**The request**
Set the listing down again in full, word for word, with the pictures left out.

**Supplied entries**
+ + + + +

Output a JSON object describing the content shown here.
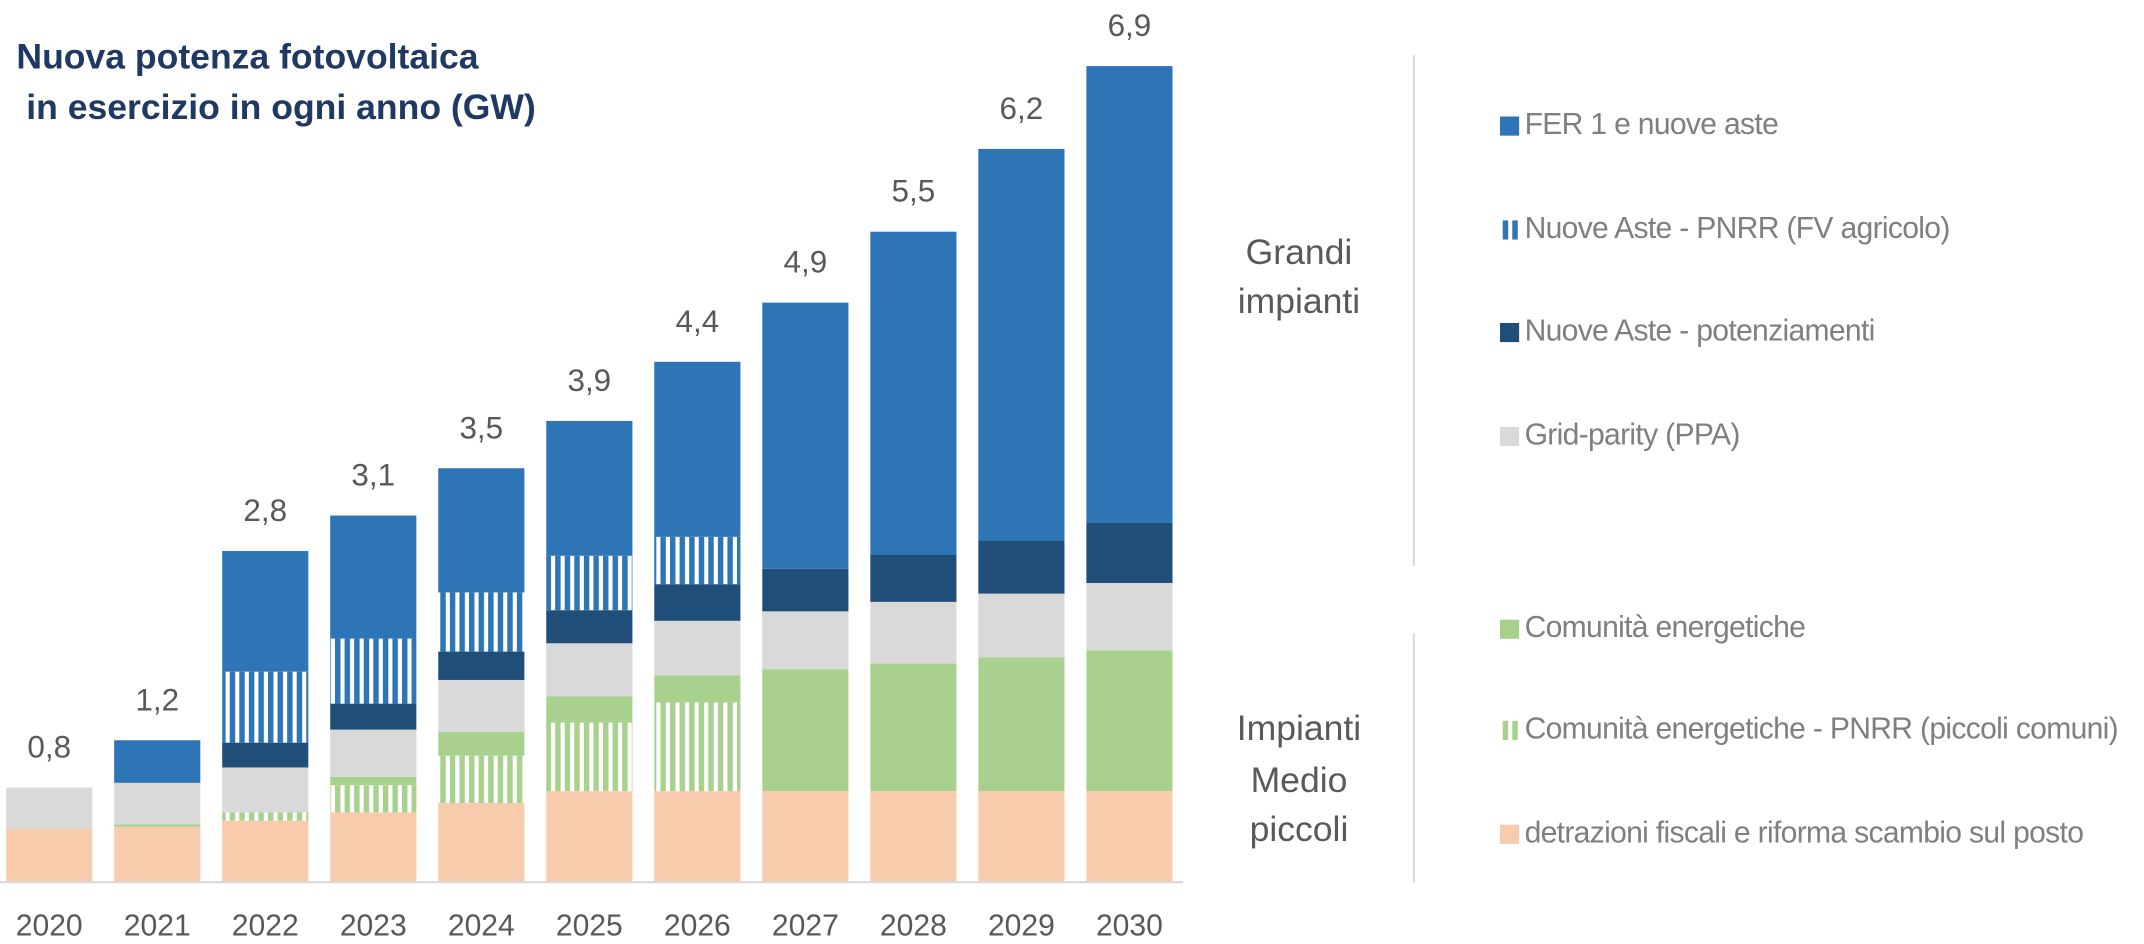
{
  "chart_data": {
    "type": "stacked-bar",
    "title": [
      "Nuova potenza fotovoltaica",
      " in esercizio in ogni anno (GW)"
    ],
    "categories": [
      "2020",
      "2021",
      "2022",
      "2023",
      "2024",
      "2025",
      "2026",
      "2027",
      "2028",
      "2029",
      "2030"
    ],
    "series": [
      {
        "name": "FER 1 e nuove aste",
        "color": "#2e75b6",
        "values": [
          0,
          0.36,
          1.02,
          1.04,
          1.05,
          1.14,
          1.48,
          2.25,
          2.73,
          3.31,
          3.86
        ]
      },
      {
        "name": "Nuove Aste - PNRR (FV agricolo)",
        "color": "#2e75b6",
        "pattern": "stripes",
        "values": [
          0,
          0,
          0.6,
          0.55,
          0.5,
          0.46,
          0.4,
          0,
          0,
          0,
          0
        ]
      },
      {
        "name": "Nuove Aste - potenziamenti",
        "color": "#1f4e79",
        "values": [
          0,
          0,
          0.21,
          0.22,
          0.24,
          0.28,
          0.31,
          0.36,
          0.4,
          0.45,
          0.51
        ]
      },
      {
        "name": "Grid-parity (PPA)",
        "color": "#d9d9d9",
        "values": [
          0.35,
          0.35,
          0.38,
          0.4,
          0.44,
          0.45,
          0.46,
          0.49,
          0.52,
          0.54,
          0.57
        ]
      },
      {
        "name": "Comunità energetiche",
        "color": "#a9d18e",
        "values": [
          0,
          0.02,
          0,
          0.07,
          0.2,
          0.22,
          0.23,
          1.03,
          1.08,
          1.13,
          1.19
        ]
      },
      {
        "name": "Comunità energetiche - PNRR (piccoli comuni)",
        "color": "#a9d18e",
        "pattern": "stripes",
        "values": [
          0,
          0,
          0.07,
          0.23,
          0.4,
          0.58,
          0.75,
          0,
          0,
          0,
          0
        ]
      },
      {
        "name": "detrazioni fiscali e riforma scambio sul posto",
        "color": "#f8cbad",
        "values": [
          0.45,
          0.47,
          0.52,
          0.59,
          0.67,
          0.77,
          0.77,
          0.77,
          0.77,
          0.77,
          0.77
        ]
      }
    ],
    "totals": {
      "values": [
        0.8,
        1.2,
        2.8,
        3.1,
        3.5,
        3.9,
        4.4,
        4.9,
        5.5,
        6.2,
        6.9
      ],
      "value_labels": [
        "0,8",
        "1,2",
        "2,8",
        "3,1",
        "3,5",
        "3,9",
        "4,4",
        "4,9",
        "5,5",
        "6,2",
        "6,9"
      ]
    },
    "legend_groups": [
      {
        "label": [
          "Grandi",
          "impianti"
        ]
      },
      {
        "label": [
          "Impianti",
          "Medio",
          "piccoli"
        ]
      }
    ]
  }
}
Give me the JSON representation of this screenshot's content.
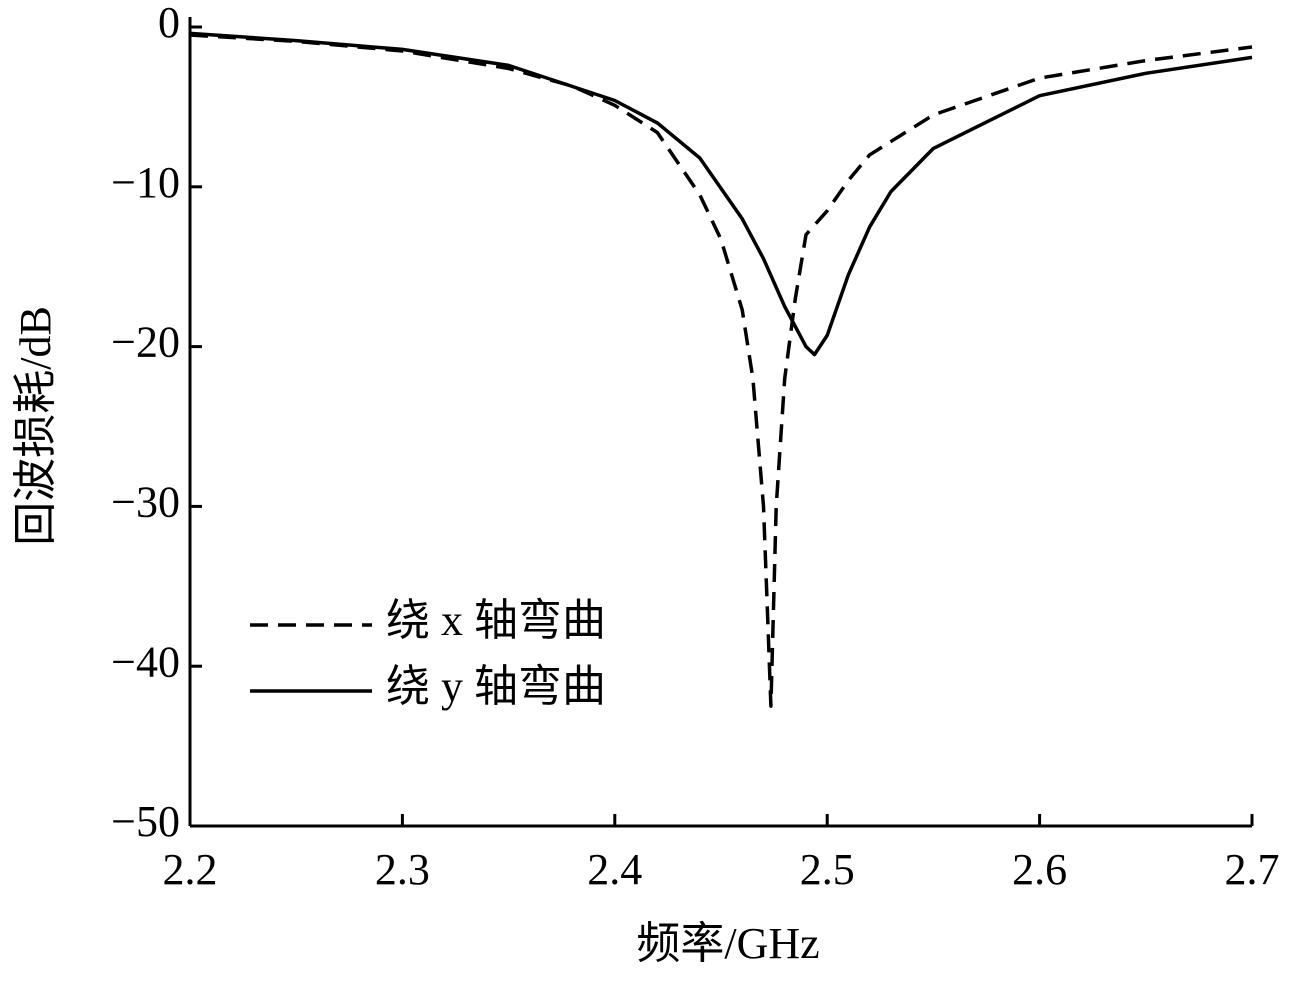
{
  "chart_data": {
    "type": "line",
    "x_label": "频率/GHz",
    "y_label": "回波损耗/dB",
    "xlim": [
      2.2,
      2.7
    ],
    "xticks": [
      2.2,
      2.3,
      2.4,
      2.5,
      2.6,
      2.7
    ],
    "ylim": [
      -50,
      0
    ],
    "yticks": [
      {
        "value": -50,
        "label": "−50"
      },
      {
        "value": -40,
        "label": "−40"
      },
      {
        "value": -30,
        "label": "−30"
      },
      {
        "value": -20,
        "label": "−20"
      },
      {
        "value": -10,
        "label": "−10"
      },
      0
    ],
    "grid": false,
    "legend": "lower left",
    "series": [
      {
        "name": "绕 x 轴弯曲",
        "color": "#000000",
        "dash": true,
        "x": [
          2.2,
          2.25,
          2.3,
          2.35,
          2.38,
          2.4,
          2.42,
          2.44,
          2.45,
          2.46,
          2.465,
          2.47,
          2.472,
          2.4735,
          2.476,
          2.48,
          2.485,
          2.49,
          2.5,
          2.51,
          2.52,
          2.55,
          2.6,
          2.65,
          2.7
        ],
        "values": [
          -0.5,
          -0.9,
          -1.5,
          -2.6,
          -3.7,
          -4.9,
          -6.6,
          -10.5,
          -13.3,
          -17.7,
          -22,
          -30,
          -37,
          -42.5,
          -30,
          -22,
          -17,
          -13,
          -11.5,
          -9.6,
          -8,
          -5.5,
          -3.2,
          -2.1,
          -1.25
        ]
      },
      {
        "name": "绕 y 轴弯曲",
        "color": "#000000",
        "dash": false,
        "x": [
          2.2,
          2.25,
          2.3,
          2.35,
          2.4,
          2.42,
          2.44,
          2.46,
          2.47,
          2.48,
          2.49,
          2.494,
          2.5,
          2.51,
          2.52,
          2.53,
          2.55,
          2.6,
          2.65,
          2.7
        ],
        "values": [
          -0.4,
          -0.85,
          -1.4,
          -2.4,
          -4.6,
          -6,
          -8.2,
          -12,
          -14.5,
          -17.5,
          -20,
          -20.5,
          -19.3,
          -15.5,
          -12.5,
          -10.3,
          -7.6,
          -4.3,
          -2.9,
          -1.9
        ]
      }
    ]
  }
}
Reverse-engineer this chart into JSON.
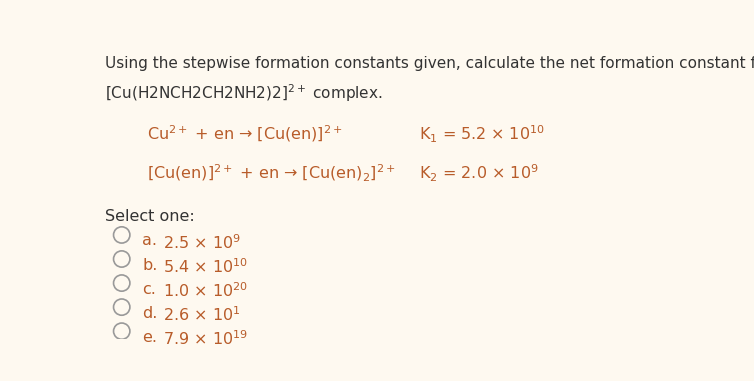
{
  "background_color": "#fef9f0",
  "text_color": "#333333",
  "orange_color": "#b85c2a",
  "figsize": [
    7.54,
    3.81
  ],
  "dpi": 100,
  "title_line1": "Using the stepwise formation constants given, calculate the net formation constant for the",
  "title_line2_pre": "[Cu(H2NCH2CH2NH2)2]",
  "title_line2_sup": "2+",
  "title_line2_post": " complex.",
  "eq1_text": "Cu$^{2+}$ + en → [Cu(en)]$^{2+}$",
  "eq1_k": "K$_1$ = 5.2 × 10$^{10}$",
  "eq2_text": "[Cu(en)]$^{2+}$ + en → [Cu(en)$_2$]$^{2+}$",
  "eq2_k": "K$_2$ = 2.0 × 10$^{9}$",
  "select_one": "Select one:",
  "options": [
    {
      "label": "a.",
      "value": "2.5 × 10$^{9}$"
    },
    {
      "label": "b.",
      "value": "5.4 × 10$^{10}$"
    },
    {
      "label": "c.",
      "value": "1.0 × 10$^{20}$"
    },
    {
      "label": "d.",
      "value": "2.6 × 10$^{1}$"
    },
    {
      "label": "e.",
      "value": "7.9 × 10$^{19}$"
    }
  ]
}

+ + + + +

**Solution below**
Output a JSON object describing the content shown here.
{
  "chart_data": {
    "type": "stacked-bar",
    "title": [
      "Nuova potenza fotovoltaica",
      " in esercizio in ogni anno (GW)"
    ],
    "categories": [
      "2020",
      "2021",
      "2022",
      "2023",
      "2024",
      "2025",
      "2026",
      "2027",
      "2028",
      "2029",
      "2030"
    ],
    "series": [
      {
        "name": "FER 1 e nuove aste",
        "color": "#2e75b6",
        "values": [
          0,
          0.36,
          1.02,
          1.04,
          1.05,
          1.14,
          1.48,
          2.25,
          2.73,
          3.31,
          3.86
        ]
      },
      {
        "name": "Nuove Aste - PNRR (FV agricolo)",
        "color": "#2e75b6",
        "pattern": "stripes",
        "values": [
          0,
          0,
          0.6,
          0.55,
          0.5,
          0.46,
          0.4,
          0,
          0,
          0,
          0
        ]
      },
      {
        "name": "Nuove Aste - potenziamenti",
        "color": "#1f4e79",
        "values": [
          0,
          0,
          0.21,
          0.22,
          0.24,
          0.28,
          0.31,
          0.36,
          0.4,
          0.45,
          0.51
        ]
      },
      {
        "name": "Grid-parity (PPA)",
        "color": "#d9d9d9",
        "values": [
          0.35,
          0.35,
          0.38,
          0.4,
          0.44,
          0.45,
          0.46,
          0.49,
          0.52,
          0.54,
          0.57
        ]
      },
      {
        "name": "Comunità energetiche",
        "color": "#a9d18e",
        "values": [
          0,
          0.02,
          0,
          0.07,
          0.2,
          0.22,
          0.23,
          1.03,
          1.08,
          1.13,
          1.19
        ]
      },
      {
        "name": "Comunità energetiche - PNRR (piccoli comuni)",
        "color": "#a9d18e",
        "pattern": "stripes",
        "values": [
          0,
          0,
          0.07,
          0.23,
          0.4,
          0.58,
          0.75,
          0,
          0,
          0,
          0
        ]
      },
      {
        "name": "detrazioni fiscali e riforma scambio sul posto",
        "color": "#f8cbad",
        "values": [
          0.45,
          0.47,
          0.52,
          0.59,
          0.67,
          0.77,
          0.77,
          0.77,
          0.77,
          0.77,
          0.77
        ]
      }
    ],
    "totals": {
      "values": [
        0.8,
        1.2,
        2.8,
        3.1,
        3.5,
        3.9,
        4.4,
        4.9,
        5.5,
        6.2,
        6.9
      ],
      "value_labels": [
        "0,8",
        "1,2",
        "2,8",
        "3,1",
        "3,5",
        "3,9",
        "4,4",
        "4,9",
        "5,5",
        "6,2",
        "6,9"
      ]
    },
    "legend_groups": [
      {
        "label": [
          "Grandi",
          "impianti"
        ]
      },
      {
        "label": [
          "Impianti",
          "Medio",
          "piccoli"
        ]
      }
    ]
  }
}
Give me the JSON representation of this screenshot's content.
{
  "chart_data": {
    "type": "line",
    "x_label": "频率/GHz",
    "y_label": "回波损耗/dB",
    "xlim": [
      2.2,
      2.7
    ],
    "xticks": [
      2.2,
      2.3,
      2.4,
      2.5,
      2.6,
      2.7
    ],
    "ylim": [
      -50,
      0
    ],
    "yticks": [
      {
        "value": -50,
        "label": "−50"
      },
      {
        "value": -40,
        "label": "−40"
      },
      {
        "value": -30,
        "label": "−30"
      },
      {
        "value": -20,
        "label": "−20"
      },
      {
        "value": -10,
        "label": "−10"
      },
      0
    ],
    "grid": false,
    "legend": "lower left",
    "series": [
      {
        "name": "绕 x 轴弯曲",
        "color": "#000000",
        "dash": true,
        "x": [
          2.2,
          2.25,
          2.3,
          2.35,
          2.38,
          2.4,
          2.42,
          2.44,
          2.45,
          2.46,
          2.465,
          2.47,
          2.472,
          2.4735,
          2.476,
          2.48,
          2.485,
          2.49,
          2.5,
          2.51,
          2.52,
          2.55,
          2.6,
          2.65,
          2.7
        ],
        "values": [
          -0.5,
          -0.9,
          -1.5,
          -2.6,
          -3.7,
          -4.9,
          -6.6,
          -10.5,
          -13.3,
          -17.7,
          -22,
          -30,
          -37,
          -42.5,
          -30,
          -22,
          -17,
          -13,
          -11.5,
          -9.6,
          -8,
          -5.5,
          -3.2,
          -2.1,
          -1.25
        ]
      },
      {
        "name": "绕 y 轴弯曲",
        "color": "#000000",
        "dash": false,
        "x": [
          2.2,
          2.25,
          2.3,
          2.35,
          2.4,
          2.42,
          2.44,
          2.46,
          2.47,
          2.48,
          2.49,
          2.494,
          2.5,
          2.51,
          2.52,
          2.53,
          2.55,
          2.6,
          2.65,
          2.7
        ],
        "values": [
          -0.4,
          -0.85,
          -1.4,
          -2.4,
          -4.6,
          -6,
          -8.2,
          -12,
          -14.5,
          -17.5,
          -20,
          -20.5,
          -19.3,
          -15.5,
          -12.5,
          -10.3,
          -7.6,
          -4.3,
          -2.9,
          -1.9
        ]
      }
    ]
  }
}
Reverse-engineer this chart into JSON.
{
  "background_color": "#fef9f0",
  "text_color": "#333333",
  "orange_color": "#b85c2a",
  "figsize": [
    7.54,
    3.81
  ],
  "dpi": 100,
  "title_line1": "Using the stepwise formation constants given, calculate the net formation constant for the",
  "title_line2_pre": "[Cu(H2NCH2CH2NH2)2]",
  "title_line2_sup": "2+",
  "title_line2_post": " complex.",
  "eq1_text": "Cu$^{2+}$ + en → [Cu(en)]$^{2+}$",
  "eq1_k": "K$_1$ = 5.2 × 10$^{10}$",
  "eq2_text": "[Cu(en)]$^{2+}$ + en → [Cu(en)$_2$]$^{2+}$",
  "eq2_k": "K$_2$ = 2.0 × 10$^{9}$",
  "select_one": "Select one:",
  "options": [
    {
      "label": "a.",
      "value": "2.5 × 10$^{9}$"
    },
    {
      "label": "b.",
      "value": "5.4 × 10$^{10}$"
    },
    {
      "label": "c.",
      "value": "1.0 × 10$^{20}$"
    },
    {
      "label": "d.",
      "value": "2.6 × 10$^{1}$"
    },
    {
      "label": "e.",
      "value": "7.9 × 10$^{19}$"
    }
  ]
}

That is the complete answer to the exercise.